Sélection ::
====

Motif d’opposition fondé sur la non-conformité — Alinéa 30i) de la Loi

[11]           Lorsqu’un requérant fournit la déclaration exigée par l’alinéa 30i), le motif fondé sur cette disposition ne devrait être retenu que dans des cas exceptionnels, comme lorsque la preuve permet d’établir la mauvaise foi du requérant [voir Sapodilla Co Ltd c. Bristol-Myers Co (1974), 15 C.P.R. (2d) 152 (COMC), à 155].

[12]           L’Opposant invoque deux motifs d’opposition basés sur la non-conformité aux termes de l’alinéa 30i) de la Loi. Le premier motif se fonde sur une allégation que la Marque peut causer une confusion avec la marque de commerce A et Dessin de l’Opposant, qui, selon lui, a été utilisée ou révélée auparavant au Canada depuis au moins février 2008 à l’égard des véhicules, pièces et accessoires automobiles. La preuve de l’Opposant ne traite que de l’utilisation et de la réputation de sa marque dans des territoires étrangers, il n’y a aucune preuve d’utilisation ou de révélation de la marque de l’Opposant au Canada. Même si l’Opposant avait prouvé l’utilisation ou la révélation de sa marque au Canada durant la période pertinente, la connaissance que le Requérant avait de la marque créant de la confusion appartenant à l’Opposant n’est pas suffisante pour étayer un motif d’opposition fondé sur la non-conformité à l’alinéa 30i) de la Loi. Le premier motif d’opposition fondé sur la non-conformité à l’alinéa 30i) est donc rejeté.

[13]           Le deuxième motif d’opposition relatif à la non-conformité à l’alinéa 30i) de la Loi se base sur une allégation que la Marque enfreint des droits d’auteur existants à l’égard de la marque de commerce A et Dessin de l’Opposant (l’Œuvre).

====

Extrait source ::
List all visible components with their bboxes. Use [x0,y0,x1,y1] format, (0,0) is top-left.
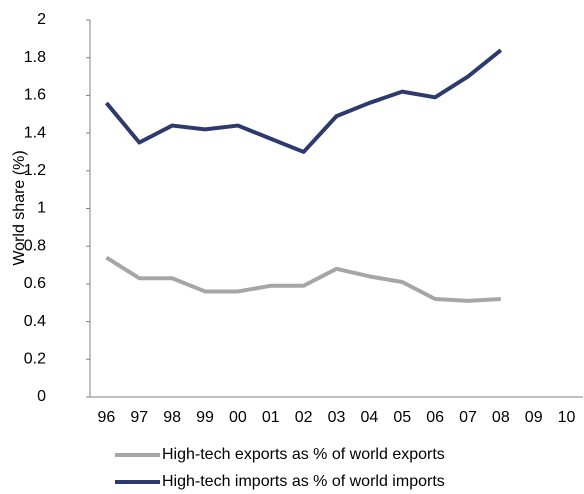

====

Consignes ::
A. Recopiez le passage de la sélection compris entre « Motif d’opposition fondé sur la non-conformité — » et « (COMC), à 155]. », ces deux bornes incluses.
B. Reprenez le texte sur l'opposition fondée sur l'alinéa 30i) à la suite de sa dernière phrase et poursuivez-le.

Réponses attendues ::
A.
Motif d’opposition fondé sur la non-conformité — Alinéa 30i) de la Loi

[11]           Lorsqu’un requérant fournit la déclaration exigée par l’alinéa 30i), le motif fondé sur cette disposition ne devrait être retenu que dans des cas exceptionnels, comme lorsque la preuve permet d’établir la mauvaise foi du requérant [voir Sapodilla Co Ltd c. Bristol-Myers Co (1974), 15 C.P.R. (2d) 152 (COMC), à 155].

B.
[14]           La non-conformité à l’alinéa 30i) est constatée dans des cas où, prima facie, on relève une non-conformité à une loi fédérale [voir par exemple les arrêts Interprovincial Lottery Corp c. Monetary Capital Corp (2006), 51 C.P.R. (4th) 447 (COMC) et Canadian Bankers » Assn c. Richmond Savings Credit Union (2000), 8 C.P.R. (4th) 267 (COMC)]. Dans le présent cas, l’Opposant invoque une contravention à la Loi sur le droit d’auteur (L.R.C. (1985), ch. C-42). Pour prouver ce motif d’opposition, l’Opposant doit établir qu’il y avait à première vue violation du droit d’auteur [voir E Remy Martin & Co SA c. Magnet Trading Corp (HK) Ltd. (1988), 23 C.P.R. (3d) 242 (COMC)].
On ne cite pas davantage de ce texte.